AIM OF THE TASK ▸
Edit the entries below so that every "Patent image size" becomes "Figure size", leaving all other text unchanged.

═══

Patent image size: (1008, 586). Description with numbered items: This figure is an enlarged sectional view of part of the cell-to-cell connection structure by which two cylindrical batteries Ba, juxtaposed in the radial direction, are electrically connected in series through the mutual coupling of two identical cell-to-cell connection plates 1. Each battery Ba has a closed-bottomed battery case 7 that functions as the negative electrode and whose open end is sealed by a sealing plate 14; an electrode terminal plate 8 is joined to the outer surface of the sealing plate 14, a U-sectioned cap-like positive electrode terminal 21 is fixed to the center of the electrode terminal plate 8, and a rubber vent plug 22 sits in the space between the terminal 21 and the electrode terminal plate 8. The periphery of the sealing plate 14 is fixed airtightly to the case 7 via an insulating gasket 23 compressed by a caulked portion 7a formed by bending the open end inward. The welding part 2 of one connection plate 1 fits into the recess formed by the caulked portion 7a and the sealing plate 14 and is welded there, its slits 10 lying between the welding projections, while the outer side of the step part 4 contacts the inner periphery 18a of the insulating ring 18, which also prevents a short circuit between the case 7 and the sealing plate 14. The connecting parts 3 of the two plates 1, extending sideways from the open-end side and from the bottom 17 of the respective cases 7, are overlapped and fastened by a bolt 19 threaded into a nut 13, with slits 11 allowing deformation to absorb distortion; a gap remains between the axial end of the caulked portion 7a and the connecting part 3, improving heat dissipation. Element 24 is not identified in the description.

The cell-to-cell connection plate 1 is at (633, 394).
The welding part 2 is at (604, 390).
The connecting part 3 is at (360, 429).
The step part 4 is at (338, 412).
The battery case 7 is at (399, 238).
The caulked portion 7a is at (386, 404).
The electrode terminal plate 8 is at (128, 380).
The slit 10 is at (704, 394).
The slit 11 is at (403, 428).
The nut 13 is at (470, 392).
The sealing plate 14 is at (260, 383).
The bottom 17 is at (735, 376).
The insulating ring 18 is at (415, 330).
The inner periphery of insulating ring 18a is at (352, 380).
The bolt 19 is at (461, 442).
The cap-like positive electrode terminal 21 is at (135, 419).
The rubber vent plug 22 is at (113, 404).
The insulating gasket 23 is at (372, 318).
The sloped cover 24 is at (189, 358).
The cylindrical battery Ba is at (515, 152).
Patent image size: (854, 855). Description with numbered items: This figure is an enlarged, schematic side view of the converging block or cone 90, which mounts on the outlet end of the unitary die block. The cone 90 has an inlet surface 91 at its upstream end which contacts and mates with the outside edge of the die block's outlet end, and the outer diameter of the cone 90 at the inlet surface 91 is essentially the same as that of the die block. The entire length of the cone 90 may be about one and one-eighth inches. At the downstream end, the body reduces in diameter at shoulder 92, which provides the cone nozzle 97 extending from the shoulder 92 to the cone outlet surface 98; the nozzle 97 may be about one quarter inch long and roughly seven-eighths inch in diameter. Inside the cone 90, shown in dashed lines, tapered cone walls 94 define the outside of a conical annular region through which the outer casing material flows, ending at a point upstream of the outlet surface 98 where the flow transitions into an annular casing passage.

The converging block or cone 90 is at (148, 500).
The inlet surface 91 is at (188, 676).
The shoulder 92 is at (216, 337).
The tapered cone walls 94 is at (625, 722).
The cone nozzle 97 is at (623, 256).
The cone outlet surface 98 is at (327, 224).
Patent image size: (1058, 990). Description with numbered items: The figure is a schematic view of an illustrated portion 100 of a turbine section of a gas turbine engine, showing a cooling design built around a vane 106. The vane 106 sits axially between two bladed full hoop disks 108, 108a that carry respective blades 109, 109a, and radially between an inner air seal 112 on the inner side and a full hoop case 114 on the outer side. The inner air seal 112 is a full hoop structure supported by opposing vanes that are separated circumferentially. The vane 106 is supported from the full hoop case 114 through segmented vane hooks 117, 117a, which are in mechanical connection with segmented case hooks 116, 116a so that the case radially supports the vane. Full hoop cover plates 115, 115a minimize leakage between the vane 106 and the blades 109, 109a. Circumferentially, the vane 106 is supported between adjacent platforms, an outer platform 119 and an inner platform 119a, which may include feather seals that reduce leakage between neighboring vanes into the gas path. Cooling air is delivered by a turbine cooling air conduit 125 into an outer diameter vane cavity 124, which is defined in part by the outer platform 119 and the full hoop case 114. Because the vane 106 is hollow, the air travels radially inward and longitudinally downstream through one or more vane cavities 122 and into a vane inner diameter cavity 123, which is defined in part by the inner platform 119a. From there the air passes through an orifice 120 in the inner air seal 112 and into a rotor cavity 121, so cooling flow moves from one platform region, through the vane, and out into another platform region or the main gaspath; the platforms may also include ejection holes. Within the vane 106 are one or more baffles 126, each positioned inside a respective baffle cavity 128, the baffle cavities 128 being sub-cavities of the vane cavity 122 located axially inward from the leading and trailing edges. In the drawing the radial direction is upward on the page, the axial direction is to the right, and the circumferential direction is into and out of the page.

═══

EXERCISE SOLUTION ▸
Figure size: (1008, 586). Description with numbered items: This figure is an enlarged sectional view of part of the cell-to-cell connection structure by which two cylindrical batteries Ba, juxtaposed in the radial direction, are electrically connected in series through the mutual coupling of two identical cell-to-cell connection plates 1. Each battery Ba has a closed-bottomed battery case 7 that functions as the negative electrode and whose open end is sealed by a sealing plate 14; an electrode terminal plate 8 is joined to the outer surface of the sealing plate 14, a U-sectioned cap-like positive electrode terminal 21 is fixed to the center of the electrode terminal plate 8, and a rubber vent plug 22 sits in the space between the terminal 21 and the electrode terminal plate 8. The periphery of the sealing plate 14 is fixed airtightly to the case 7 via an insulating gasket 23 compressed by a caulked portion 7a formed by bending the open end inward. The welding part 2 of one connection plate 1 fits into the recess formed by the caulked portion 7a and the sealing plate 14 and is welded there, its slits 10 lying between the welding projections, while the outer side of the step part 4 contacts the inner periphery 18a of the insulating ring 18, which also prevents a short circuit between the case 7 and the sealing plate 14. The connecting parts 3 of the two plates 1, extending sideways from the open-end side and from the bottom 17 of the respective cases 7, are overlapped and fastened by a bolt 19 threaded into a nut 13, with slits 11 allowing deformation to absorb distortion; a gap remains between the axial end of the caulked portion 7a and the connecting part 3, improving heat dissipation. Element 24 is not identified in the description.

The cell-to-cell connection plate 1 is at (633, 394).
The welding part 2 is at (604, 390).
The connecting part 3 is at (360, 429).
The step part 4 is at (338, 412).
The battery case 7 is at (399, 238).
The caulked portion 7a is at (386, 404).
The electrode terminal plate 8 is at (128, 380).
The slit 10 is at (704, 394).
The slit 11 is at (403, 428).
The nut 13 is at (470, 392).
The sealing plate 14 is at (260, 383).
The bottom 17 is at (735, 376).
The insulating ring 18 is at (415, 330).
The inner periphery of insulating ring 18a is at (352, 380).
The bolt 19 is at (461, 442).
The cap-like positive electrode terminal 21 is at (135, 419).
The rubber vent plug 22 is at (113, 404).
The insulating gasket 23 is at (372, 318).
The sloped cover 24 is at (189, 358).
The cylindrical battery Ba is at (515, 152).
Figure size: (854, 855). Description with numbered items: This figure is an enlarged, schematic side view of the converging block or cone 90, which mounts on the outlet end of the unitary die block. The cone 90 has an inlet surface 91 at its upstream end which contacts and mates with the outside edge of the die block's outlet end, and the outer diameter of the cone 90 at the inlet surface 91 is essentially the same as that of the die block. The entire length of the cone 90 may be about one and one-eighth inches. At the downstream end, the body reduces in diameter at shoulder 92, which provides the cone nozzle 97 extending from the shoulder 92 to the cone outlet surface 98; the nozzle 97 may be about one quarter inch long and roughly seven-eighths inch in diameter. Inside the cone 90, shown in dashed lines, tapered cone walls 94 define the outside of a conical annular region through which the outer casing material flows, ending at a point upstream of the outlet surface 98 where the flow transitions into an annular casing passage.

The converging block or cone 90 is at (148, 500).
The inlet surface 91 is at (188, 676).
The shoulder 92 is at (216, 337).
The tapered cone walls 94 is at (625, 722).
The cone nozzle 97 is at (623, 256).
The cone outlet surface 98 is at (327, 224).
Figure size: (1058, 990). Description with numbered items: The figure is a schematic view of an illustrated portion 100 of a turbine section of a gas turbine engine, showing a cooling design built around a vane 106. The vane 106 sits axially between two bladed full hoop disks 108, 108a that carry respective blades 109, 109a, and radially between an inner air seal 112 on the inner side and a full hoop case 114 on the outer side. The inner air seal 112 is a full hoop structure supported by opposing vanes that are separated circumferentially. The vane 106 is supported from the full hoop case 114 through segmented vane hooks 117, 117a, which are in mechanical connection with segmented case hooks 116, 116a so that the case radially supports the vane. Full hoop cover plates 115, 115a minimize leakage between the vane 106 and the blades 109, 109a. Circumferentially, the vane 106 is supported between adjacent platforms, an outer platform 119 and an inner platform 119a, which may include feather seals that reduce leakage between neighboring vanes into the gas path. Cooling air is delivered by a turbine cooling air conduit 125 into an outer diameter vane cavity 124, which is defined in part by the outer platform 119 and the full hoop case 114. Because the vane 106 is hollow, the air travels radially inward and longitudinally downstream through one or more vane cavities 122 and into a vane inner diameter cavity 123, which is defined in part by the inner platform 119a. From there the air passes through an orifice 120 in the inner air seal 112 and into a rotor cavity 121, so cooling flow moves from one platform region, through the vane, and out into another platform region or the main gaspath; the platforms may also include ejection holes. Within the vane 106 are one or more baffles 126, each positioned inside a respective baffle cavity 128, the baffle cavities 128 being sub-cavities of the vane cavity 122 located axially inward from the leading and trailing edges. In the drawing the radial direction is upward on the page, the axial direction is to the right, and the circumferential direction is into and out of the page.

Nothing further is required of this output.